I shared the message below with all our summer league participants. It’s a good insight into our goals for the summer and our general philosophy.

Thank you for signing your young player up for our 2019 3-on-3 or 4-on-4 Summer League. Our mission for these leagues is the same as it is for all our programs:  to help players of all ages and abilities play the game better and enjoy the game more. 

I will be sending you an email each week in order to help you better understand why we run these summer games as we do. As many of you are aware, they are not the norm. But they work. They really work to help kids play better and engage with the game in a positive way. These emails will help you better understand why they work and, I hope, help you enjoy things more as well. 

Because we are at the start of this league, it is best for me to give you some background of how all this started. 

Just six years ago, I was a semi-retired professional basketball player who had only one season of exposure to the youth basketball scene. During my short time back in the states, most of what I saw being done on the youth level (to put it frankly) made little to no sense to me. The kids did not seem to have a ton of fun, nor did they seem to max out their opportunities. (This is not to mention that the parents seemed to be losing their minds.) 

So during the spring of 2013, Bob Fisicaro and I sat down to put together a league for our young 6-7 year-old sons. We began with two simple questions: 

  1. What do they want? 
  2. What do we want for them? 

Question #1 was easily answered. All we had to do was ask. We were told they wanted to just play and have fun. 

Naturally we pressed further. What needs to happen for you to have fun? 

Answers:  To touch the ball. To dribble the ball. To shoot the ball. To steal the ball. To be on the court. To try new things. 

All great answers. And all the answers you would expect from every single player in the world. Notice they did not mention passing or good officiating or amazing coaching or Dad and Mom yelling at them from the sidelines. They just wanted to engage with the game as much as possible in the time they had. So we settled on “full court” 3-on-3. More action. More touches. More time. More shots. More kids doing what kids want to do. Everyone wins. 

Question #2 took a little longer, but we settled on two primary things. 

First, we wanted them to think basketball is fun! 

This is the most obvious of answers, but I think we all can agree that the most obvious things are often the most neglected. We love the game and we want them to love the game too. Maximizing their fun, we determined, was more important than training them in skills and drills and enforcing every little rule they don’t really care about! Fun is the means and the goal. Indeed, if they think it is fun, they will probably ask to get better! 

Second, in the long-term, we want them to be the kind of kids who just know how to play. 

You may or may not realize this, but one of the greatest compliments someone can give you as a basketball player is to say, “He (or she) just knows how to play.” (Incidentally, it is also what I am looking for as a college basketball coach.)

What goes into that “just knows how to play?” A million things. But for starters, the opportunity to play is foundational. You cannot become one of those players simply by doing drills. You need to play. You need to play often and in a variety of settings against a variety of people in a variety of games. You just need to play! 

An artist doesn’t become an artist by completing a bunch of “paint-by-numbers” sheets. Real artists tinker. They take a ton of blank sheets and seek to copy the best with a box of colored pencils or paints. So it is with the game. The best players are artists who were given the freedom to tinker with the game itself. They watch and try things out. They fail. And fail again. Until they get it. Then they fail some more. Until they really get it.
· · · · · · ·
Written request a: Lay out the stretch of records from the line containing "Patent image size: (1205, 982)." through the line containing "The memory 36 is at (962, 734)." as a two-column CSV, one row per entry, with the columns description (the text) and locations (its answer). Put each value in a single quoted field with line breaks replaced by spaces.

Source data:
· · · · · · ·
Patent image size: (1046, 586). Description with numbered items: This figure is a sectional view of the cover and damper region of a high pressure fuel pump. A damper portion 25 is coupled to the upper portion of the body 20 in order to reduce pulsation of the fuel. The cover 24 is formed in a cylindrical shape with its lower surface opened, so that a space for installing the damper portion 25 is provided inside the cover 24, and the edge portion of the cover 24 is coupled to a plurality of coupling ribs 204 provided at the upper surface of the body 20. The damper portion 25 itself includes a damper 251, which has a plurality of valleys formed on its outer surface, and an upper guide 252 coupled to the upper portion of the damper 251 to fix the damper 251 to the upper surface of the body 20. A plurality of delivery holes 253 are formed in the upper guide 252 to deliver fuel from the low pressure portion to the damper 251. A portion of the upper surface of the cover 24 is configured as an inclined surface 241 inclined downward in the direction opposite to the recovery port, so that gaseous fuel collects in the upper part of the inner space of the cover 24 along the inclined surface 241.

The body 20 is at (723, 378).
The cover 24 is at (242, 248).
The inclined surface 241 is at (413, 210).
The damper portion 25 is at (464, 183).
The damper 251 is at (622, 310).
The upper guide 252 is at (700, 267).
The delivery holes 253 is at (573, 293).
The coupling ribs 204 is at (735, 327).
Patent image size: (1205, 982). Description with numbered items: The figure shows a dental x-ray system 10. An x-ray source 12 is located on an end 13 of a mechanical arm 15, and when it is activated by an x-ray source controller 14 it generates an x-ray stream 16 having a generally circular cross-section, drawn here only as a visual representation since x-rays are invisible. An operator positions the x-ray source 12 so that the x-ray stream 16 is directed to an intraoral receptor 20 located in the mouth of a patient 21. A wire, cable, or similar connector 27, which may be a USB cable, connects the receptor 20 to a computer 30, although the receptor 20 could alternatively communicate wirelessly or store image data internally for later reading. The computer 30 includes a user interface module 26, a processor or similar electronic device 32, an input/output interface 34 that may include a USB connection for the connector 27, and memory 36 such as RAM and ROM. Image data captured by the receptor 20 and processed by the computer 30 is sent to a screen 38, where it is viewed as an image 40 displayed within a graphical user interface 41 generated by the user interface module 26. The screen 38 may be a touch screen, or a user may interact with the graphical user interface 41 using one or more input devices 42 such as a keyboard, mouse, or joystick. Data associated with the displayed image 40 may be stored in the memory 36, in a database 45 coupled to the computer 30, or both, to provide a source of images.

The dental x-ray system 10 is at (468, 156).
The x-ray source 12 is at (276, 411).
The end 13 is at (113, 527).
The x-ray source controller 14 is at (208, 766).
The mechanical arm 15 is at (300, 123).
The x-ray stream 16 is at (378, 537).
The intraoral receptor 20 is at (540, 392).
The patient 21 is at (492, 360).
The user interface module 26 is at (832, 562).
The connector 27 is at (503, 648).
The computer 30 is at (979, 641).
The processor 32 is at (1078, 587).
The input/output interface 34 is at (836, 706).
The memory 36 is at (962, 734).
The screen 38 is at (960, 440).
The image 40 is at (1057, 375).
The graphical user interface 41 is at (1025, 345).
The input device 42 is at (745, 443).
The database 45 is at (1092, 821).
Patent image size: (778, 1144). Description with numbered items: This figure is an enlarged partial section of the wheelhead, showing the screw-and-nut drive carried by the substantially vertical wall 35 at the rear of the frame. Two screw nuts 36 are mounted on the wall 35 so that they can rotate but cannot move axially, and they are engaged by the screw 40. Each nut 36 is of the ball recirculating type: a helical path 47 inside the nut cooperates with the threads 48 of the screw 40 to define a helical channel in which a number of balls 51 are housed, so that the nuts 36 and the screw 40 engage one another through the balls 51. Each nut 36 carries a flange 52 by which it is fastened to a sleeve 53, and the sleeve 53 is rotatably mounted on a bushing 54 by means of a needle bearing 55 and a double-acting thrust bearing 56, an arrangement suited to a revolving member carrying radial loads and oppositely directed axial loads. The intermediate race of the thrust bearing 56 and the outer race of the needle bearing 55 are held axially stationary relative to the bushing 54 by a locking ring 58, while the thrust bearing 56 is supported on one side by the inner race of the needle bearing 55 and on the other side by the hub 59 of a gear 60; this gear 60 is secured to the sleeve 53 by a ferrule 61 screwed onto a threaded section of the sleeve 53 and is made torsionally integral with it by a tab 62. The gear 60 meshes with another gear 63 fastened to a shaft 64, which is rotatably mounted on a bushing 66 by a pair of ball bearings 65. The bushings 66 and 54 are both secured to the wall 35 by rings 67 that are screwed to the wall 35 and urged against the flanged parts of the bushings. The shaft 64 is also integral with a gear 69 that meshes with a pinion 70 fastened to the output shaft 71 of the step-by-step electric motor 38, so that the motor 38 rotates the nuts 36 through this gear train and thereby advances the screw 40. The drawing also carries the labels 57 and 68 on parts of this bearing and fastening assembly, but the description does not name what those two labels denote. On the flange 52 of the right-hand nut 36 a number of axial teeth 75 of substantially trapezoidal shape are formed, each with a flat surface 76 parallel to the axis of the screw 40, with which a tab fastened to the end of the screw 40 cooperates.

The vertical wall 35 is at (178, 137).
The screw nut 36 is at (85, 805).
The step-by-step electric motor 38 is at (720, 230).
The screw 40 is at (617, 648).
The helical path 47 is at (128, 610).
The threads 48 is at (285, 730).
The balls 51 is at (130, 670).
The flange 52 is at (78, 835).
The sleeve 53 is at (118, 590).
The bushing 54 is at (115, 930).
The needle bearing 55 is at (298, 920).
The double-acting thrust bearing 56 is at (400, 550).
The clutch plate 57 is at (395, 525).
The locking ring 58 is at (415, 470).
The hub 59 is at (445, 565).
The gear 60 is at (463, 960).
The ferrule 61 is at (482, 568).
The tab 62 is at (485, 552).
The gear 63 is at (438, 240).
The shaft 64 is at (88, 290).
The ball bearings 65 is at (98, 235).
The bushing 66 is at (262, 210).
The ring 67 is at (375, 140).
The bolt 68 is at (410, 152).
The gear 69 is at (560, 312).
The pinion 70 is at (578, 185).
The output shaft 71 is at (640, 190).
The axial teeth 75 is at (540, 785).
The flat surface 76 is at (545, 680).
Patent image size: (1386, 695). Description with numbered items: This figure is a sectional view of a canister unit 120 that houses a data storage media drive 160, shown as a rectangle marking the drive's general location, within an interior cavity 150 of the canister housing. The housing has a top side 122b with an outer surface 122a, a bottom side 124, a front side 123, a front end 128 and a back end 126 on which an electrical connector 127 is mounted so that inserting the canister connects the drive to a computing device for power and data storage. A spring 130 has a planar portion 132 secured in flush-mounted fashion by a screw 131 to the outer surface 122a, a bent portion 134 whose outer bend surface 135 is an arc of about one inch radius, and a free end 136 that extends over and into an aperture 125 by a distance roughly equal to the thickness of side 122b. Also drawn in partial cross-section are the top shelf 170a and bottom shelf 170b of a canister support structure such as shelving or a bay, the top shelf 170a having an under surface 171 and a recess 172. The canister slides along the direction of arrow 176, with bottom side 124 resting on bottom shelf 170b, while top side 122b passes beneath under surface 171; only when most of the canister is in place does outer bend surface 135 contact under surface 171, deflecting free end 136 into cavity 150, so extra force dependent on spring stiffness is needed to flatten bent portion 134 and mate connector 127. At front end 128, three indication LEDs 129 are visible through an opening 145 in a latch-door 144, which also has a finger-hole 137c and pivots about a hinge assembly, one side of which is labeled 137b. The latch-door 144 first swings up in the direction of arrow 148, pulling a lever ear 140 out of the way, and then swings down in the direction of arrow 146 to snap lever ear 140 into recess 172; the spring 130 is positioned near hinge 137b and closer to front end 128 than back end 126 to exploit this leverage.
· · · · · · ·
Written request b: Proceed with the summer league message from where it stops.

Task output a:
description,locations
"Patent image size: (1205, 982). Description with numbered items: The figure shows a dental x-ray system 10. An x-ray source 12 is located on an end 13 of a mechanical arm 15, and when it is activated by an x-ray source controller 14 it generates an x-ray stream 16 having a generally circular cross-section, drawn here only as a visual representation since x-rays are invisible. An operator positions the x-ray source 12 so that the x-ray stream 16 is directed to an intraoral receptor 20 located in the mouth of a patient 21. A wire, cable, or similar connector 27, which may be a USB cable, connects the receptor 20 to a computer 30, although the receptor 20 could alternatively communicate wirelessly or store image data internally for later reading. The computer 30 includes a user interface module 26, a processor or similar electronic device 32, an input/output interface 34 that may include a USB connection for the connector 27, and memory 36 such as RAM and ROM. Image data captured by the receptor 20 and processed by the computer 30 is sent to a screen 38, where it is viewed as an image 40 displayed within a graphical user interface 41 generated by the user interface module 26. The screen 38 may be a touch screen, or a user may interact with the graphical user interface 41 using one or more input devices 42 such as a keyboard, mouse, or joystick. Data associated with the displayed image 40 may be stored in the memory 36, in a database 45 coupled to the computer 30, or both, to provide a source of images.","The dental x-ray system 10 is at (468, 156). The x-ray source 12 is at (276, 411). The end 13 is at (113, 527). The x-ray source controller 14 is at (208, 766). The mechanical arm 15 is at (300, 123). The x-ray stream 16 is at (378, 537). The intraoral receptor 20 is at (540, 392). The patient 21 is at (492, 360). The user interface module 26 is at (832, 562). The connector 27 is at (503, 648). The computer 30 is at (979, 641). The processor 32 is at (1078, 587). The input/output interface 34 is at (836, 706). The memory 36 is at (962, 734)."

Task output b:
The vast majority of the youth sports’ scene in America today (and throughout the world it seems) does not encourage this “tinkering.” In fact, it does the exact opposite by putting our young kids in situations where they risk less in order to win. The competitive environment leads to a conservative stye of play that is not overly fun in the short-term and certainly detrimental in the long-term. As a result, only the best are able to become those kids who “just know how to play.” 

That is not the way it should be! Knowing how to play should be something every kid is able to enjoy. It is my belief that more kids have the capability to “just know how to play” than we might ever imagine. But most lack the space. Most lack the blank sheets of paper and the box of colored pencils. Their only basketball experience is the equivalent of “paint by numbers.” 

Our summer leagues are designed to let kids play. They are designed to be the blank sheets of paper where kids can draw whatever they want. It sounds crazy (and if you are new, you might think it is crazy at first!), but it works, because it gives kids what they really want and empowers them to test their limits, to take new risks, and to really seek to be the kind of kid who “just knows how to play.” 

We do things differently, but there is a simple method to the madness. One referee without a uniform communicates to kids that it’s not a “real game.” It’s a safe-environment where you can take risks. The lack of score (or the lack of standings) communicates the same. Less players on the court makes action easier and possessions plentiful. You missed a shot with a terrible airball? No one cares. You had a turnover? No one cares. Try it again next time or let your teammate do the same. 

In the 4-on-4 league, I will also be introducing some specific actions you can encourage your players to use during a particular quarter (no switching on D, or slip screen, ball screens, etc.) This is the equivalent of highlighting a particular colored pencil, so they learn what it looks like! It’s not a rule or anything. It’s just an option. It’s another opportunity to “tinker” with the game, so you can play it better and enjoy it more. 

This is not what most of us are used to, but I would argue that most of what we are used to in youth sports is ridiculous nonsense that needs to change. Creating environments where kids can actually engage in the game is what is best for them—and for us! 

So I can’t encourage you enough to start this league with an open mind and a firm conviction to let your kids play! Teach them along the way or after the game. But if you are going to lean one way, lean towards letting them go! I assure you, it does not come easy for me, but I know it is most important. 

Thank you again for joining us. And thank you for reading if you have made it this far!